* **TASK PROMPT**
Say how many lines contain the string "this". Give no other output.

[Extracted records]

····················

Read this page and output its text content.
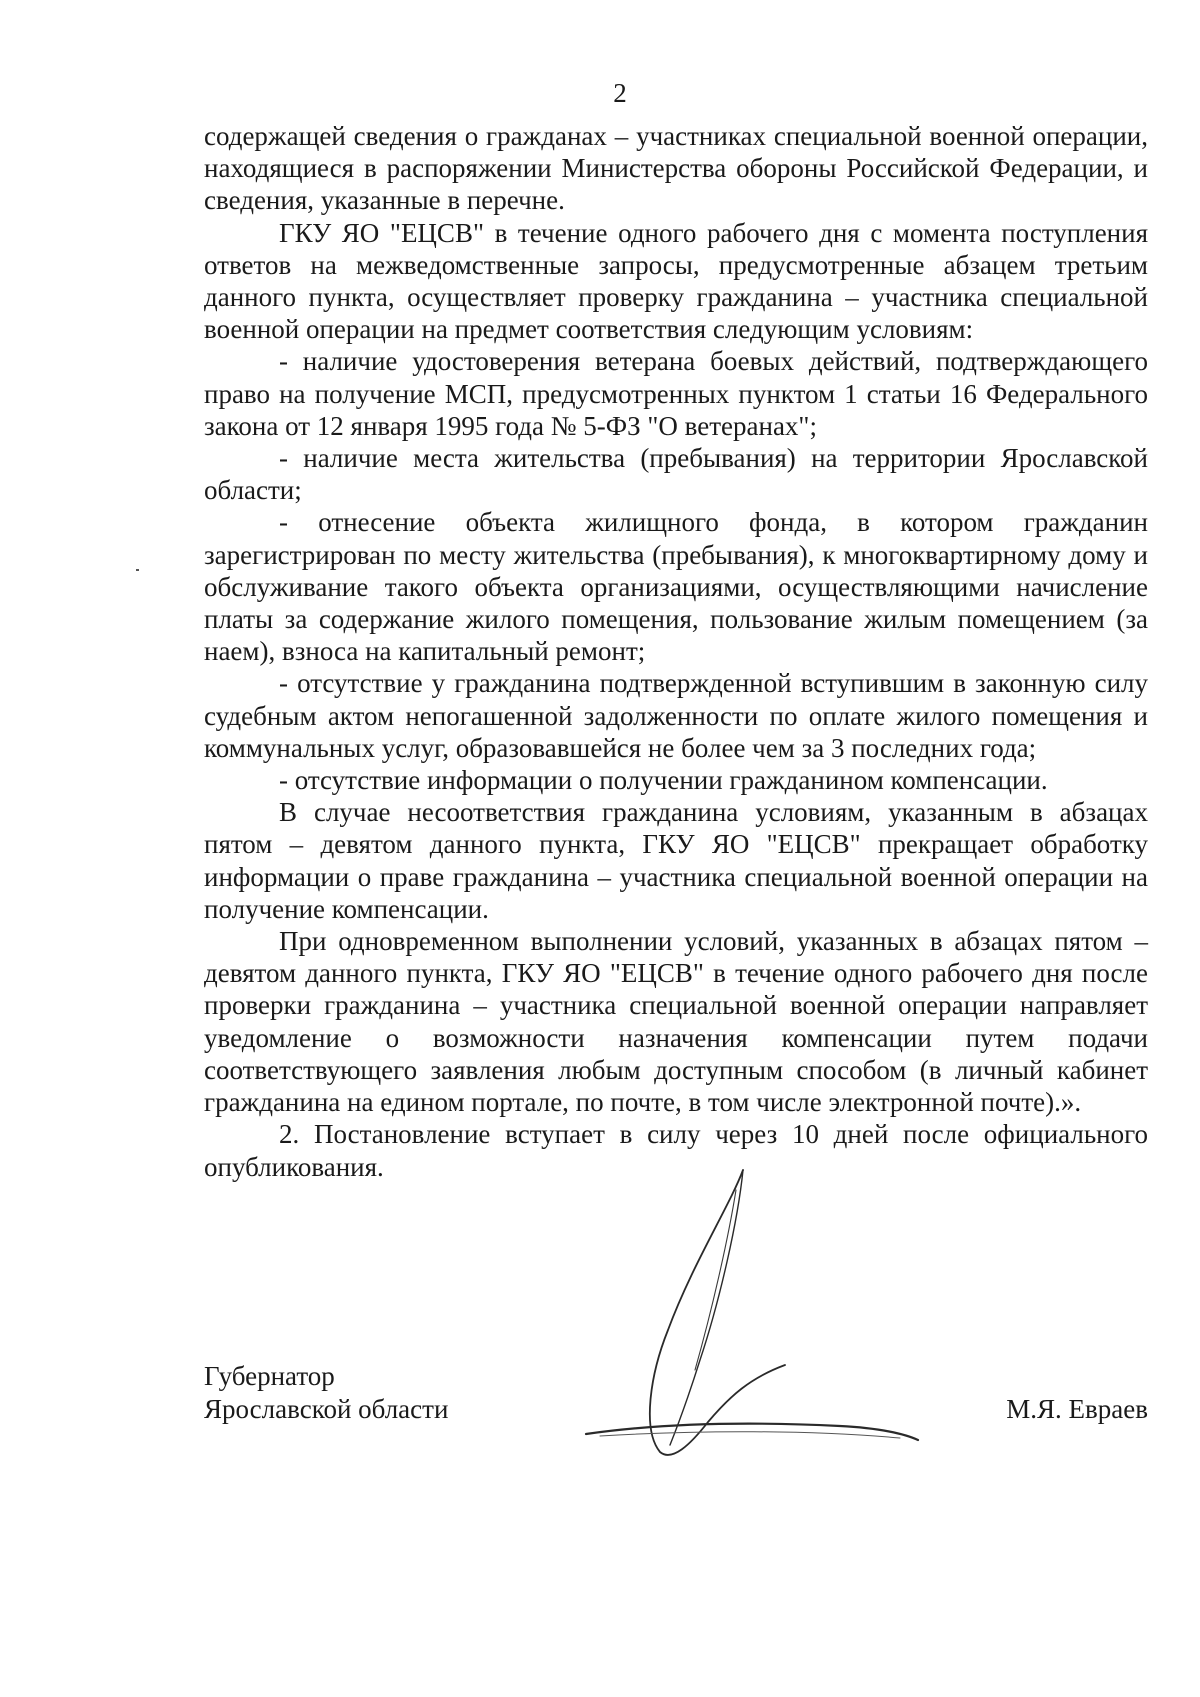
2

содержащей сведения о гражданах – участниках специальной военной операции, находящиеся в распоряжении Министерства обороны Российской Федерации, и сведения, указанные в перечне.

ГКУ ЯО "ЕЦСВ" в течение одного рабочего дня с момента поступления ответов на межведомственные запросы, предусмотренные абзацем третьим данного пункта, осуществляет проверку гражданина – участника специальной военной операции на предмет соответствия следующим условиям:

- наличие удостоверения ветерана боевых действий, подтверждающего право на получение МСП, предусмотренных пунктом 1 статьи 16 Федерального закона от 12 января 1995 года № 5-ФЗ "О ветеранах";

- наличие места жительства (пребывания) на территории Ярославской области;

- отнесение объекта жилищного фонда, в котором гражданин зарегистрирован по месту жительства (пребывания), к многоквартирному дому и обслуживание такого объекта организациями, осуществляющими начисление платы за содержание жилого помещения, пользование жилым помещением (за наем), взноса на капитальный ремонт;

- отсутствие у гражданина подтвержденной вступившим в законную силу судебным актом непогашенной задолженности по оплате жилого помещения и коммунальных услуг, образовавшейся не более чем за 3 последних года;

- отсутствие информации о получении гражданином компенсации.

В случае несоответствия гражданина условиям, указанным в абзацах пятом – девятом данного пункта, ГКУ ЯО "ЕЦСВ" прекращает обработку информации о праве гражданина – участника специальной военной операции на получение компенсации.

При одновременном выполнении условий, указанных в абзацах пятом – девятом данного пункта, ГКУ ЯО "ЕЦСВ" в течение одного рабочего дня после проверки гражданина – участника специальной военной операции направляет уведомление о возможности назначения компенсации путем подачи соответствующего заявления любым доступным способом (в личный кабинет гражданина на едином портале, по почте, в том числе электронной почте).».

2. Постановление вступает в силу через 10 дней после официального опубликования.

Губернатор
Ярославской области	М.Я. Евраев
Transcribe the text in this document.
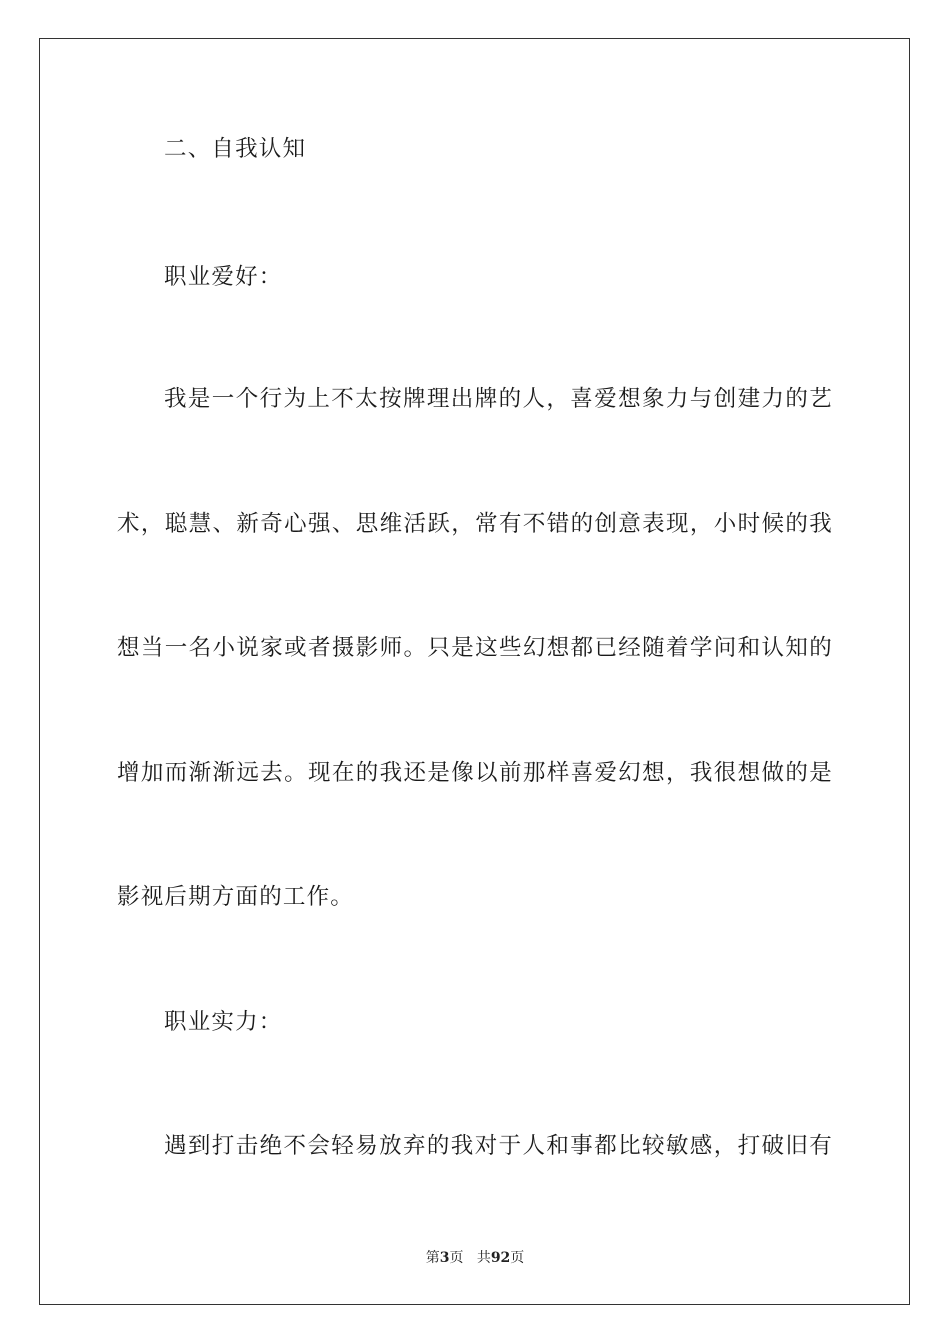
二、自我认知
职业爱好：
我是一个行为上不太按牌理出牌的人，喜爱想象力与创建力的艺
术，聪慧、新奇心强、思维活跃，常有不错的创意表现，小时候的我
想当一名小说家或者摄影师。只是这些幻想都已经随着学问和认知的
增加而渐渐远去。现在的我还是像以前那样喜爱幻想，我很想做的是
影视后期方面的工作。
职业实力：
遇到打击绝不会轻易放弃的我对于人和事都比较敏感，打破旧有
第3页 共92页
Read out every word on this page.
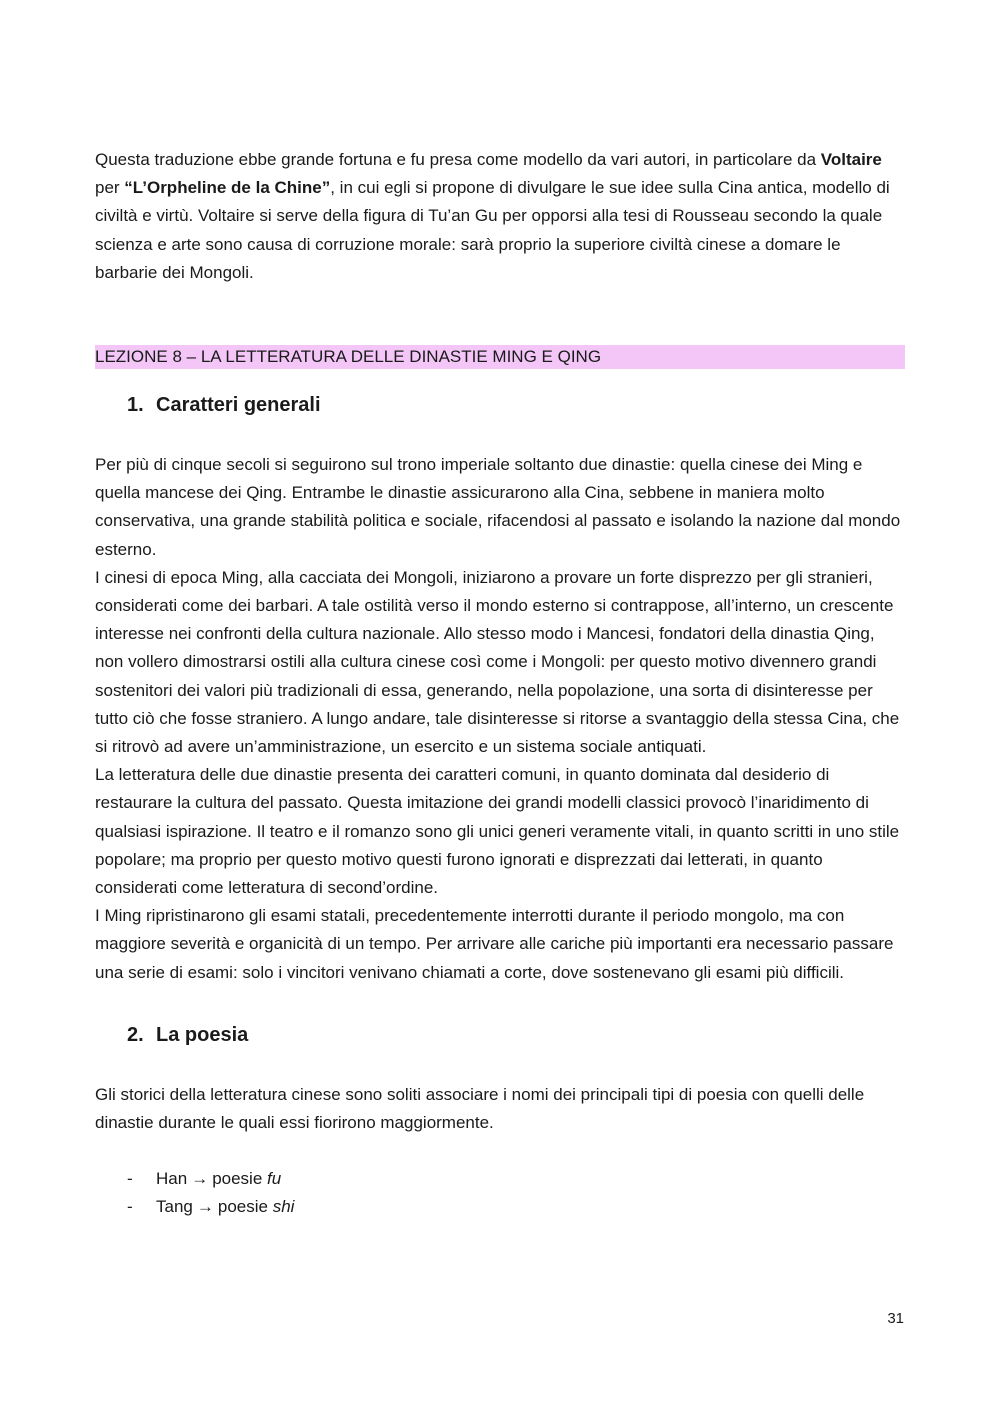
Questa traduzione ebbe grande fortuna e fu presa come modello da vari autori, in particolare da Voltaire per “L’Orpheline de la Chine”, in cui egli si propone di divulgare le sue idee sulla Cina antica, modello di civiltà e virtù. Voltaire si serve della figura di Tu’an Gu per opporsi alla tesi di Rousseau secondo la quale scienza e arte sono causa di corruzione morale: sarà proprio la superiore civiltà cinese a domare le barbarie dei Mongoli.

LEZIONE 8 – LA LETTERATURA DELLE DINASTIE MING E QING
1. Caratteri generali

Per più di cinque secoli si seguirono sul trono imperiale soltanto due dinastie: quella cinese dei Ming e quella mancese dei Qing. Entrambe le dinastie assicurarono alla Cina, sebbene in maniera molto conservativa, una grande stabilità politica e sociale, rifacendosi al passato e isolando la nazione dal mondo esterno.

I cinesi di epoca Ming, alla cacciata dei Mongoli, iniziarono a provare un forte disprezzo per gli stranieri, considerati come dei barbari. A tale ostilità verso il mondo esterno si contrappose, all’interno, un crescente interesse nei confronti della cultura nazionale. Allo stesso modo i Mancesi, fondatori della dinastia Qing, non vollero dimostrarsi ostili alla cultura cinese così come i Mongoli: per questo motivo divennero grandi sostenitori dei valori più tradizionali di essa, generando, nella popolazione, una sorta di disinteresse per tutto ciò che fosse straniero. A lungo andare, tale disinteresse si ritorse a svantaggio della stessa Cina, che si ritrovò ad avere un’amministrazione, un esercito e un sistema sociale antiquati.

La letteratura delle due dinastie presenta dei caratteri comuni, in quanto dominata dal desiderio di restaurare la cultura del passato. Questa imitazione dei grandi modelli classici provocò l’inaridimento di qualsiasi ispirazione. Il teatro e il romanzo sono gli unici generi veramente vitali, in quanto scritti in uno stile popolare; ma proprio per questo motivo questi furono ignorati e disprezzati dai letterati, in quanto considerati come letteratura di second’ordine.

I Ming ripristinarono gli esami statali, precedentemente interrotti durante il periodo mongolo, ma con maggiore severità e organicità di un tempo. Per arrivare alle cariche più importanti era necessario passare una serie di esami: solo i vincitori venivano chiamati a corte, dove sostenevano gli esami più difficili.

2. La poesia

Gli storici della letteratura cinese sono soliti associare i nomi dei principali tipi di poesia con quelli delle dinastie durante le quali essi fiorirono maggiormente.

- Han → poesie fu
- Tang → poesie shi
31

····················

* **ANSWER IN FULL**
3